Data items
************
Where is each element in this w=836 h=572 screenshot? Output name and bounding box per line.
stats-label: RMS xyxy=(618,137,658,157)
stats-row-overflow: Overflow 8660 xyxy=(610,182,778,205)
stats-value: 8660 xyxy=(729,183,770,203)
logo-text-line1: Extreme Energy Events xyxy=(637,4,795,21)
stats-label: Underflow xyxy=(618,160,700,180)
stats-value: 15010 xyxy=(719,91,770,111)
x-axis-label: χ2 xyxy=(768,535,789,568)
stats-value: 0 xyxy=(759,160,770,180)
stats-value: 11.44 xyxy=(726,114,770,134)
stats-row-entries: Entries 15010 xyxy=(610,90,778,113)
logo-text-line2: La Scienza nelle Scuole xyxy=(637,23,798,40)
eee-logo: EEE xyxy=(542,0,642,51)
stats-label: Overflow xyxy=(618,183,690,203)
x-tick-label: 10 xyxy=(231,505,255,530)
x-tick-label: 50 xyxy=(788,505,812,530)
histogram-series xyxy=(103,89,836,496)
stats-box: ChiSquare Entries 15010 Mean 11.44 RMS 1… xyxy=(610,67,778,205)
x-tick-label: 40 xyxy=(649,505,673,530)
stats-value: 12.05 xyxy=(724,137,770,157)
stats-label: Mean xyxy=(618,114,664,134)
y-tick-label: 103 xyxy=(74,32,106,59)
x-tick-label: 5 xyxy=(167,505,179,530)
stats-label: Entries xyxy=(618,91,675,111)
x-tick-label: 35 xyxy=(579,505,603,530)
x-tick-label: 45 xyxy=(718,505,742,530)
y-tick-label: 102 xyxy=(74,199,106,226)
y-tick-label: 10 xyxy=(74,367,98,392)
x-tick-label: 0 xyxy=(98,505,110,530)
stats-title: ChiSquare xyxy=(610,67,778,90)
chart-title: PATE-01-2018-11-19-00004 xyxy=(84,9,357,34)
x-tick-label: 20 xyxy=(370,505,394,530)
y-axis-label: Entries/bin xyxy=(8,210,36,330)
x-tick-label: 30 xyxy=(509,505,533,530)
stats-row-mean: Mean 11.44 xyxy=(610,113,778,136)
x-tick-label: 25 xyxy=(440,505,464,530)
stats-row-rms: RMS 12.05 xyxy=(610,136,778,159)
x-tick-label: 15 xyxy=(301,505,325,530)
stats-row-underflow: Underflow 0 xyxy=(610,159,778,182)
************
Present the data items above as a Markdown table with the columns Number and Record line, one row per line, omitting blank lines.

| RESPONSE BELOW |
| Number | Record line |
|---|---|
| 1 | Where is each element in this w=836 h=572 screenshot? Output name and bounding box per line. |
| 2 | stats-label: RMS xyxy=(618,137,658,157) |
| 3 | stats-row-overflow: Overflow 8660 xyxy=(610,182,778,205) |
| 4 | stats-value: 8660 xyxy=(729,183,770,203) |
| 5 | logo-text-line1: Extreme Energy Events xyxy=(637,4,795,21) |
| 6 | stats-label: Underflow xyxy=(618,160,700,180) |
| 7 | stats-value: 15010 xyxy=(719,91,770,111) |
| 8 | x-axis-label: χ2 xyxy=(768,535,789,568) |
| 9 | stats-value: 0 xyxy=(759,160,770,180) |
| 10 | stats-value: 11.44 xyxy=(726,114,770,134) |
| 11 | stats-row-entries: Entries 15010 xyxy=(610,90,778,113) |
| 12 | logo-text-line2: La Scienza nelle Scuole xyxy=(637,23,798,40) |
| 13 | eee-logo: EEE xyxy=(542,0,642,51) |
| 14 | stats-label: Overflow xyxy=(618,183,690,203) |
| 15 | x-tick-label: 10 xyxy=(231,505,255,530) |
| 16 | x-tick-label: 50 xyxy=(788,505,812,530) |
| 17 | histogram-series xyxy=(103,89,836,496) |
| 18 | stats-box: ChiSquare Entries 15010 Mean 11.44 RMS 1… xyxy=(610,67,778,205) |
| 19 | x-tick-label: 40 xyxy=(649,505,673,530) |
| 20 | stats-value: 12.05 xyxy=(724,137,770,157) |
| 21 | stats-label: Mean xyxy=(618,114,664,134) |
| 22 | y-tick-label: 103 xyxy=(74,32,106,59) |
| 23 | x-tick-label: 5 xyxy=(167,505,179,530) |
| 24 | stats-label: Entries xyxy=(618,91,675,111) |
| 25 | x-tick-label: 35 xyxy=(579,505,603,530) |
| 26 | x-tick-label: 45 xyxy=(718,505,742,530) |
| 27 | y-tick-label: 102 xyxy=(74,199,106,226) |
| 28 | y-tick-label: 10 xyxy=(74,367,98,392) |
| 29 | x-tick-label: 0 xyxy=(98,505,110,530) |
| 30 | stats-title: ChiSquare xyxy=(610,67,778,90) |
| 31 | chart-title: PATE-01-2018-11-19-00004 xyxy=(84,9,357,34) |
| 32 | x-tick-label: 20 xyxy=(370,505,394,530) |
| 33 | y-axis-label: Entries/bin xyxy=(8,210,36,330) |
| 34 | x-tick-label: 30 xyxy=(509,505,533,530) |
| 35 | stats-row-mean: Mean 11.44 xyxy=(610,113,778,136) |
| 36 | x-tick-label: 25 xyxy=(440,505,464,530) |
| 37 | stats-row-rms: RMS 12.05 xyxy=(610,136,778,159) |
| 38 | x-tick-label: 15 xyxy=(301,505,325,530) |
| 39 | stats-row-underflow: Underflow 0 xyxy=(610,159,778,182) |